* Aim of the exercise
The entries below should be output exactly as written.

* Material provided
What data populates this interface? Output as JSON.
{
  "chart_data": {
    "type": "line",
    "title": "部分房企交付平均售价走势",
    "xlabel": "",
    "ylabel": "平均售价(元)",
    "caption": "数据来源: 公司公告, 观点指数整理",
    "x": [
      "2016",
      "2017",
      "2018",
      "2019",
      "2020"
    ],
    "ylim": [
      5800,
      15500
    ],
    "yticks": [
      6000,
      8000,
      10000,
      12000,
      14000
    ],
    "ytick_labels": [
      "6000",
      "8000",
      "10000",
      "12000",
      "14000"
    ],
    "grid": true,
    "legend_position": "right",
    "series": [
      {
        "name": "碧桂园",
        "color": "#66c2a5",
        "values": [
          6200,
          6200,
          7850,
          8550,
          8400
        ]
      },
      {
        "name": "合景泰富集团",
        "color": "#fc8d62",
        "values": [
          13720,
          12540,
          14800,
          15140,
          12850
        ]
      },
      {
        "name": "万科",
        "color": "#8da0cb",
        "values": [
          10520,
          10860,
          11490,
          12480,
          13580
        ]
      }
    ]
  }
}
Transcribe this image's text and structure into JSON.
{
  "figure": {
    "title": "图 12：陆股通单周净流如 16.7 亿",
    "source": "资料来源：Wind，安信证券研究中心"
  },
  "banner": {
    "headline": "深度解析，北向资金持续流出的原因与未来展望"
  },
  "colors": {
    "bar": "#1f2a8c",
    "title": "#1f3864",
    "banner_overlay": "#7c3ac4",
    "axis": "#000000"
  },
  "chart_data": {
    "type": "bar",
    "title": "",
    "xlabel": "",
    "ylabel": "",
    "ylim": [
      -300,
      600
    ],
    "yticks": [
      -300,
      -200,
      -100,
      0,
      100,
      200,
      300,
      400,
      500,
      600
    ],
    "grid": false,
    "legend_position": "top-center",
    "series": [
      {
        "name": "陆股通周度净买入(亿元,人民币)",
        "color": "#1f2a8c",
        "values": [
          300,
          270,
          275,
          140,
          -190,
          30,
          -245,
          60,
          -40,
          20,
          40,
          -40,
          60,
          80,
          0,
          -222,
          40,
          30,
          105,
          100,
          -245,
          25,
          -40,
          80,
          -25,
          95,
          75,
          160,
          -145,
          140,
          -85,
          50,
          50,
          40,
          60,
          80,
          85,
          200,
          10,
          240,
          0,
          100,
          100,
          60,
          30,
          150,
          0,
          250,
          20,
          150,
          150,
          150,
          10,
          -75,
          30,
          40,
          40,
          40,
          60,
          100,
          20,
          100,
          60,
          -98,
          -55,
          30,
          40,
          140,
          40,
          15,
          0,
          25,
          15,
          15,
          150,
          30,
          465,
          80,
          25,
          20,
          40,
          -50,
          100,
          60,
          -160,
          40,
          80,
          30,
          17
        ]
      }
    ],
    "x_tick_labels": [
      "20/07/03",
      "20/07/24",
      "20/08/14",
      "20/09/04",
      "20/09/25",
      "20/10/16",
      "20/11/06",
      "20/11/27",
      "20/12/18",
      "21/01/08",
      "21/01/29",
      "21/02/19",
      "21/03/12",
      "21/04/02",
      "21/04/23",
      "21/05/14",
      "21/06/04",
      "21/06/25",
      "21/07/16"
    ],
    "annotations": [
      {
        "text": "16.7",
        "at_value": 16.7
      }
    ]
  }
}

* Solution to this problem
What data populates this interface? Output as JSON.
{
  "chart_data": {
    "type": "line",
    "title": "部分房企交付平均售价走势",
    "xlabel": "",
    "ylabel": "平均售价(元)",
    "caption": "数据来源: 公司公告, 观点指数整理",
    "x": [
      "2016",
      "2017",
      "2018",
      "2019",
      "2020"
    ],
    "ylim": [
      5800,
      15500
    ],
    "yticks": [
      6000,
      8000,
      10000,
      12000,
      14000
    ],
    "ytick_labels": [
      "6000",
      "8000",
      "10000",
      "12000",
      "14000"
    ],
    "grid": true,
    "legend_position": "right",
    "series": [
      {
        "name": "碧桂园",
        "color": "#66c2a5",
        "values": [
          6200,
          6200,
          7850,
          8550,
          8400
        ]
      },
      {
        "name": "合景泰富集团",
        "color": "#fc8d62",
        "values": [
          13720,
          12540,
          14800,
          15140,
          12850
        ]
      },
      {
        "name": "万科",
        "color": "#8da0cb",
        "values": [
          10520,
          10860,
          11490,
          12480,
          13580
        ]
      }
    ]
  }
}
Transcribe this image's text and structure into JSON.
{
  "figure": {
    "title": "图 12：陆股通单周净流如 16.7 亿",
    "source": "资料来源：Wind，安信证券研究中心"
  },
  "banner": {
    "headline": "深度解析，北向资金持续流出的原因与未来展望"
  },
  "colors": {
    "bar": "#1f2a8c",
    "title": "#1f3864",
    "banner_overlay": "#7c3ac4",
    "axis": "#000000"
  },
  "chart_data": {
    "type": "bar",
    "title": "",
    "xlabel": "",
    "ylabel": "",
    "ylim": [
      -300,
      600
    ],
    "yticks": [
      -300,
      -200,
      -100,
      0,
      100,
      200,
      300,
      400,
      500,
      600
    ],
    "grid": false,
    "legend_position": "top-center",
    "series": [
      {
        "name": "陆股通周度净买入(亿元,人民币)",
        "color": "#1f2a8c",
        "values": [
          300,
          270,
          275,
          140,
          -190,
          30,
          -245,
          60,
          -40,
          20,
          40,
          -40,
          60,
          80,
          0,
          -222,
          40,
          30,
          105,
          100,
          -245,
          25,
          -40,
          80,
          -25,
          95,
          75,
          160,
          -145,
          140,
          -85,
          50,
          50,
          40,
          60,
          80,
          85,
          200,
          10,
          240,
          0,
          100,
          100,
          60,
          30,
          150,
          0,
          250,
          20,
          150,
          150,
          150,
          10,
          -75,
          30,
          40,
          40,
          40,
          60,
          100,
          20,
          100,
          60,
          -98,
          -55,
          30,
          40,
          140,
          40,
          15,
          0,
          25,
          15,
          15,
          150,
          30,
          465,
          80,
          25,
          20,
          40,
          -50,
          100,
          60,
          -160,
          40,
          80,
          30,
          17
        ]
      }
    ],
    "x_tick_labels": [
      "20/07/03",
      "20/07/24",
      "20/08/14",
      "20/09/04",
      "20/09/25",
      "20/10/16",
      "20/11/06",
      "20/11/27",
      "20/12/18",
      "21/01/08",
      "21/01/29",
      "21/02/19",
      "21/03/12",
      "21/04/02",
      "21/04/23",
      "21/05/14",
      "21/06/04",
      "21/06/25",
      "21/07/16"
    ],
    "annotations": [
      {
        "text": "16.7",
        "at_value": 16.7
      }
    ]
  }
}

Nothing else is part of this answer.